YOUR OBJECTIVE: Records follow. Pull out every line that contains "screenshot".

ENTRIES:

▼▼▼

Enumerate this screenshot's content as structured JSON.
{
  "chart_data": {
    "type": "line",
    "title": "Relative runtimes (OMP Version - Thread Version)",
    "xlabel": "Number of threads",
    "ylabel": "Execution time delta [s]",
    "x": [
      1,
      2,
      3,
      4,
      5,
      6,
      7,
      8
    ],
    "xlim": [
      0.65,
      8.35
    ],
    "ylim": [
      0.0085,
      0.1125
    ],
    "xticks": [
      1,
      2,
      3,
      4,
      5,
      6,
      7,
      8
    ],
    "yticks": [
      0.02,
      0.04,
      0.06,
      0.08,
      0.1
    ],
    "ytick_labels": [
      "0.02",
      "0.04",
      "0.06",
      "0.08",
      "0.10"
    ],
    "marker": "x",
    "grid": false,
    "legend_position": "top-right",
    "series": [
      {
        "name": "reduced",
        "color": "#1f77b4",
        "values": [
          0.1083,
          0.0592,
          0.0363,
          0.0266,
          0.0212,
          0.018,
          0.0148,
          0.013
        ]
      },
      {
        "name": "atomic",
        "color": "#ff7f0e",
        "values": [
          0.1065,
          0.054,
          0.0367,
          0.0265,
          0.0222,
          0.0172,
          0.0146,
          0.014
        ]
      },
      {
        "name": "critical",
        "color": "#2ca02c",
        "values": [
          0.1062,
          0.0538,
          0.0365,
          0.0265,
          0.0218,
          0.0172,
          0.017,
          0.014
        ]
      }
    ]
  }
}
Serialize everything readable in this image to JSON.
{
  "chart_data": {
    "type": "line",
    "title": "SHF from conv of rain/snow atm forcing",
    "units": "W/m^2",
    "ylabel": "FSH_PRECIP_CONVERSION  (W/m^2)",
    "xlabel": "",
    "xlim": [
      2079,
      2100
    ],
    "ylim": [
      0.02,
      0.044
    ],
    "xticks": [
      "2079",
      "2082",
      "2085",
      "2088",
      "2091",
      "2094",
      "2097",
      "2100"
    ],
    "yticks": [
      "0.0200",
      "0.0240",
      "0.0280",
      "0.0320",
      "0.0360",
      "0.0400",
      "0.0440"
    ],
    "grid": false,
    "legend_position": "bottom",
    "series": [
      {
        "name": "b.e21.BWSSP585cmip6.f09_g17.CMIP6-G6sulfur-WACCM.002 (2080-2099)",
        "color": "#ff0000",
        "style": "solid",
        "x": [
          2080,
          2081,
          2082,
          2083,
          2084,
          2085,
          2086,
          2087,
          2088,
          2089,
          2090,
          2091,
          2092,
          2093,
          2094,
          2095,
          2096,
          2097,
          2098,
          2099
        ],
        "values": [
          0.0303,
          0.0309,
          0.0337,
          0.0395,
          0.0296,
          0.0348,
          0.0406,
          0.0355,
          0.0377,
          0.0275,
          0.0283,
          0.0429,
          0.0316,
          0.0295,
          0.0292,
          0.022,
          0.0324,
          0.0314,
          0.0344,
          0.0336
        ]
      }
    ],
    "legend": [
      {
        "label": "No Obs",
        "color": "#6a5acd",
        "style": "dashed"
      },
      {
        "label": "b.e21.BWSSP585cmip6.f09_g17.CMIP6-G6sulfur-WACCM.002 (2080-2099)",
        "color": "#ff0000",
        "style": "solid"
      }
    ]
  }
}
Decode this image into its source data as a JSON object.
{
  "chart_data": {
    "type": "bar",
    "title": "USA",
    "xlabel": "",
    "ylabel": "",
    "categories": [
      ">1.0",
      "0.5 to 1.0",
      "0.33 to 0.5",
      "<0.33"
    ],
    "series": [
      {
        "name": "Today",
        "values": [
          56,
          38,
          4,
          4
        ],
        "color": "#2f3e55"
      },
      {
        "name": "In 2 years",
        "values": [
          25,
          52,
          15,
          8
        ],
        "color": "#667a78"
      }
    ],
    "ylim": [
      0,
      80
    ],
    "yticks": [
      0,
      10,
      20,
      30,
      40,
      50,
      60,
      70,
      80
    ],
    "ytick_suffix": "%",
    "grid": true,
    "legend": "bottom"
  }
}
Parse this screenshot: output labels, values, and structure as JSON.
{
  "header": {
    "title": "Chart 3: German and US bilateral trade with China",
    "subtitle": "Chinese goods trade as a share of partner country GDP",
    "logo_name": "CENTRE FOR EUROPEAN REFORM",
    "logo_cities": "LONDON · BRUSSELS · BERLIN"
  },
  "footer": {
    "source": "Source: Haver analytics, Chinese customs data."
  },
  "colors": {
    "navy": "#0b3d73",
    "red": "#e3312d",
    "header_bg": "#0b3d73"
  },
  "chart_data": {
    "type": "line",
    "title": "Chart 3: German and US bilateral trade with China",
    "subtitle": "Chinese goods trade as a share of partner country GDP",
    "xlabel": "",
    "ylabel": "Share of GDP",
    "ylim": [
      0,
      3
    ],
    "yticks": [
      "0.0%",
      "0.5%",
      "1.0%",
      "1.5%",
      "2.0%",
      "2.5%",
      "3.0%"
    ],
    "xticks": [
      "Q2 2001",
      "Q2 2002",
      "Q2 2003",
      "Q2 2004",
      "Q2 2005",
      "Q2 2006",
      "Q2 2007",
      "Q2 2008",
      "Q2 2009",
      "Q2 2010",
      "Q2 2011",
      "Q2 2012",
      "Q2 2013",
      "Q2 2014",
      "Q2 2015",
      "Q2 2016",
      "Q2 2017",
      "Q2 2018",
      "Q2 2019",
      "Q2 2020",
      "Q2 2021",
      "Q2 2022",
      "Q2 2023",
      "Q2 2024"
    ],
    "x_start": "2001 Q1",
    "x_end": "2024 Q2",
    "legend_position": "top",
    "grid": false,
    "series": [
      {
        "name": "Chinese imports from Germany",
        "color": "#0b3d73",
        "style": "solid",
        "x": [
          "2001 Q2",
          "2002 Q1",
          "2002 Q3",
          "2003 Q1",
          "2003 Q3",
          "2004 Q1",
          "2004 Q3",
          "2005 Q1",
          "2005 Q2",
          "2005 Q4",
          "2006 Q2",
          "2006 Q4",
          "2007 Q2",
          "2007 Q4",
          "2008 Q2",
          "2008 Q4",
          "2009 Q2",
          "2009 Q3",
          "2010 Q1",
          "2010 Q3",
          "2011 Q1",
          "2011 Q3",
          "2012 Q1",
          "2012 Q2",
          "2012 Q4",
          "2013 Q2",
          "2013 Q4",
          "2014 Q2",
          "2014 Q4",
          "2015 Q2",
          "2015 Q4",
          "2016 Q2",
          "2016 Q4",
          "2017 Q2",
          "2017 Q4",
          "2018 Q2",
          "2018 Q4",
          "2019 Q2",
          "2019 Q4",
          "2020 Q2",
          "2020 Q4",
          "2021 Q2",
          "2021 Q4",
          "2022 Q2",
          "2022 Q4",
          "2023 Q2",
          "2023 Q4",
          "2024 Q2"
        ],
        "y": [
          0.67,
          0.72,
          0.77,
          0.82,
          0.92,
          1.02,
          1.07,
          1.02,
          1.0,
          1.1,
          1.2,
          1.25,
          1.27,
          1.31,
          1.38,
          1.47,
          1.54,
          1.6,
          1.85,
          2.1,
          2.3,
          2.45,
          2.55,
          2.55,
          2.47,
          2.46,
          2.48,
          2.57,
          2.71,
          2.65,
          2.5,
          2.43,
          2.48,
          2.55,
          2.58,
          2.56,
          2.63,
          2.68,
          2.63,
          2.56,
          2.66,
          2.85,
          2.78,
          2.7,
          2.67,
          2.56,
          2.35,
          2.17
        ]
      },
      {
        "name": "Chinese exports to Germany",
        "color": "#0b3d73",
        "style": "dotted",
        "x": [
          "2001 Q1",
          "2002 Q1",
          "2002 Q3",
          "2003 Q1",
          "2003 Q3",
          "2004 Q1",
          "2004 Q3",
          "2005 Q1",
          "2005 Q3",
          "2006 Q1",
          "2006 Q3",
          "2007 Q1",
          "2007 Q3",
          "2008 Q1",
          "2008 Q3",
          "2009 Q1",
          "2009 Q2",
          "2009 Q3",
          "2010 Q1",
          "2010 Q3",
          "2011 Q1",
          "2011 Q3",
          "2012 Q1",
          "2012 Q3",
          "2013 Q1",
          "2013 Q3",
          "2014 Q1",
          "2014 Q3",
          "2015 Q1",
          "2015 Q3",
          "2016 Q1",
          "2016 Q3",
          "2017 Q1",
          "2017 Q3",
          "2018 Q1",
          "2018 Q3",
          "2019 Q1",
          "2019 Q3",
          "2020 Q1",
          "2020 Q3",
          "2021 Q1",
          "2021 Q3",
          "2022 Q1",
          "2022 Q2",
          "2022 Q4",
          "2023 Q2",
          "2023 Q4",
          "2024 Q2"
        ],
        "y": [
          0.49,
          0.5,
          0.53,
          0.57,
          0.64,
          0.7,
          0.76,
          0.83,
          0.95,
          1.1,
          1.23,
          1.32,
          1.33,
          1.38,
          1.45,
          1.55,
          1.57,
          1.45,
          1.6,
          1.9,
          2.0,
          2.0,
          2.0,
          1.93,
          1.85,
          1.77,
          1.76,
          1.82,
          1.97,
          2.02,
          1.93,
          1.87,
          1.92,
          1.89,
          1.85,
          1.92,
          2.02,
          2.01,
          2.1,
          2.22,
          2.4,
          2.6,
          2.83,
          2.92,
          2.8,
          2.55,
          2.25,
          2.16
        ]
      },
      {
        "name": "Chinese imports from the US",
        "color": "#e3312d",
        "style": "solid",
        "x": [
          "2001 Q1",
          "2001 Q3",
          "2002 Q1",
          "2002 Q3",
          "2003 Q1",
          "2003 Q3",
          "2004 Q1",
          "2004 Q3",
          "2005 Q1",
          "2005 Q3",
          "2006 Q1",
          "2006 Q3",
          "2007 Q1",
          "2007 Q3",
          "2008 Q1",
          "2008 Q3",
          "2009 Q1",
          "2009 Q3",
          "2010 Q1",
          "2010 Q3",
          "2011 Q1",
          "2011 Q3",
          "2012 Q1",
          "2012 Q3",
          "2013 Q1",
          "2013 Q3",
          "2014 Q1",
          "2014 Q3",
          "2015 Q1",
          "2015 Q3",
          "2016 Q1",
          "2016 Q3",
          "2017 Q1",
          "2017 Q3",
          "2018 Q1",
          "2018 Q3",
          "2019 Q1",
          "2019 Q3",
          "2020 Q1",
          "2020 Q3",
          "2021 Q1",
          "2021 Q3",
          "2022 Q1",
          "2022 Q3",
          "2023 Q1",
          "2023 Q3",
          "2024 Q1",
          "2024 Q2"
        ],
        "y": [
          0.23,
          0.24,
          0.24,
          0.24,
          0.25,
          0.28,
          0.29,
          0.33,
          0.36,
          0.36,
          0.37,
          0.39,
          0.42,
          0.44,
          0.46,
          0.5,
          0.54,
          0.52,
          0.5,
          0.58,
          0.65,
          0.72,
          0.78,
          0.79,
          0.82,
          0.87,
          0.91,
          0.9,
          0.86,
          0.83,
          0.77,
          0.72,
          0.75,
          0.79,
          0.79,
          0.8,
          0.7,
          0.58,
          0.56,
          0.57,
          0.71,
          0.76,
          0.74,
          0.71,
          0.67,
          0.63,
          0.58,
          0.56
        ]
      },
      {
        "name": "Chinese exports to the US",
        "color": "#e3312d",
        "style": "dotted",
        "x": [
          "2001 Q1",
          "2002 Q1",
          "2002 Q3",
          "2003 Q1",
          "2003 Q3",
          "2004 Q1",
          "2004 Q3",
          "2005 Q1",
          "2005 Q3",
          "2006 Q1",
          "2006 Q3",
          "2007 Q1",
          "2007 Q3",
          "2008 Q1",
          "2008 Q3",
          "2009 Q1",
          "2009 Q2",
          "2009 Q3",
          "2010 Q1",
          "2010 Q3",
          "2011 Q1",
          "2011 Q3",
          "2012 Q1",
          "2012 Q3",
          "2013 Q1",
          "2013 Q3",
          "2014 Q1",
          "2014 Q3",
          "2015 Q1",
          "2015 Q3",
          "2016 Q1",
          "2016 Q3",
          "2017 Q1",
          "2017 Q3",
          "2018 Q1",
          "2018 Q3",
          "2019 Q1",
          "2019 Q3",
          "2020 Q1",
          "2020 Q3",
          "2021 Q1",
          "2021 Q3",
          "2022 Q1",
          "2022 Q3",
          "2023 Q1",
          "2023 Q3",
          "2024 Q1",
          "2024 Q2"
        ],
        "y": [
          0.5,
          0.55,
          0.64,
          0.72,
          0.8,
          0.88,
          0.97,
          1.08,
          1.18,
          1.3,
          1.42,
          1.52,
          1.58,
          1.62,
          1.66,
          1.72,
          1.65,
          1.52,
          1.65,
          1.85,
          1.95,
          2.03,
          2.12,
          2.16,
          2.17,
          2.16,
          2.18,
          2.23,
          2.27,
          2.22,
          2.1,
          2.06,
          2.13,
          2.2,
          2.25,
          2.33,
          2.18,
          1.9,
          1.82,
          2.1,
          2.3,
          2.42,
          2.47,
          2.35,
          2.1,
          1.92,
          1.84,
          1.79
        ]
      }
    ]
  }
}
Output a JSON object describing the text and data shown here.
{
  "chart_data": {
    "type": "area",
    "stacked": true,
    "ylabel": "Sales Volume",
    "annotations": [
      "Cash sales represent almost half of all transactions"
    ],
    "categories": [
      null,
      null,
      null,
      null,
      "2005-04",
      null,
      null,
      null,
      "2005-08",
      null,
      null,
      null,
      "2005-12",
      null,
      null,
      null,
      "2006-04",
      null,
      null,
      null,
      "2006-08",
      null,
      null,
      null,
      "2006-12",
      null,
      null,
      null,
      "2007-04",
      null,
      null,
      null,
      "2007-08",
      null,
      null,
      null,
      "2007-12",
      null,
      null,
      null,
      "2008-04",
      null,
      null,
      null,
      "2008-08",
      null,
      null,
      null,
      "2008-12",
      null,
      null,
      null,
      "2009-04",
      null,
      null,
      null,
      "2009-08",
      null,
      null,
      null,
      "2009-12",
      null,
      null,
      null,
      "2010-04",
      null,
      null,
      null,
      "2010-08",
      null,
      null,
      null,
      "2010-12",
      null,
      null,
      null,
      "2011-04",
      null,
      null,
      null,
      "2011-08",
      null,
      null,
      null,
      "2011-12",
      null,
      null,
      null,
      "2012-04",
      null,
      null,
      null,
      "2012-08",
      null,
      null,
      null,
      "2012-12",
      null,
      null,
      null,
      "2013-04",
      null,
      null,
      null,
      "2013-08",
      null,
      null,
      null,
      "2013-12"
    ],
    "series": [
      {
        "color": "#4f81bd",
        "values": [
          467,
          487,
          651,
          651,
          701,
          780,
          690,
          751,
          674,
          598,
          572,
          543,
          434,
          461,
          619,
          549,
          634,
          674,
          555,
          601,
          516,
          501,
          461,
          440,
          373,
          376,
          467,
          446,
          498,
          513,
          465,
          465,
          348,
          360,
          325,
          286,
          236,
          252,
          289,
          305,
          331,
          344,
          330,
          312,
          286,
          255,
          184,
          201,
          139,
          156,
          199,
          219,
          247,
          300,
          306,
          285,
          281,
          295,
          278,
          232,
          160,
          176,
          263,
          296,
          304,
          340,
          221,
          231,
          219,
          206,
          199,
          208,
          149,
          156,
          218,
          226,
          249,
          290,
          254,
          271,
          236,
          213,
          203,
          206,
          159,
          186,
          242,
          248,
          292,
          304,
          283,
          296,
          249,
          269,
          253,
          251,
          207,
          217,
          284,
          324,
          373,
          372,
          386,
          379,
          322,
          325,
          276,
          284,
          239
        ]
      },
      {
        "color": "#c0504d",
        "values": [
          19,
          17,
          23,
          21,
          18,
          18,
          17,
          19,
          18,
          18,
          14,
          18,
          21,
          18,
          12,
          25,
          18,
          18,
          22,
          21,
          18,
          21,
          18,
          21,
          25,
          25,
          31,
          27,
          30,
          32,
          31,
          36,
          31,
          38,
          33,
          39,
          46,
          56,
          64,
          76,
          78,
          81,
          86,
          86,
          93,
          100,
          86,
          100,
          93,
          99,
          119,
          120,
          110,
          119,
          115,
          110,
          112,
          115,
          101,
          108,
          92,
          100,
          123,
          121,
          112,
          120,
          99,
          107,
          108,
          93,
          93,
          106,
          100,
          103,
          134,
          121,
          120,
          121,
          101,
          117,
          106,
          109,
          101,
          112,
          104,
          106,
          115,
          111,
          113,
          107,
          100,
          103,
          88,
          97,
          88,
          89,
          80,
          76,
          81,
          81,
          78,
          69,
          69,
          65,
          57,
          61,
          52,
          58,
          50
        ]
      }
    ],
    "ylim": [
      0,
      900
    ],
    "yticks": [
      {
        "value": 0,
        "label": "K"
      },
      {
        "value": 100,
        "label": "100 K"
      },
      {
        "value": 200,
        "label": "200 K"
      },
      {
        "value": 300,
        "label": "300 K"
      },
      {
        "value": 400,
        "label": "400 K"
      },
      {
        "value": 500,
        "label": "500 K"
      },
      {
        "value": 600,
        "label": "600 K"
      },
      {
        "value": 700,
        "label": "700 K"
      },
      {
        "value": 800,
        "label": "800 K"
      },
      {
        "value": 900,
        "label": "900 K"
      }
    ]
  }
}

▲▲▲

RESULT:
Enumerate this screenshot's content as structured JSON.
Parse this screenshot: output labels, values, and structure as JSON.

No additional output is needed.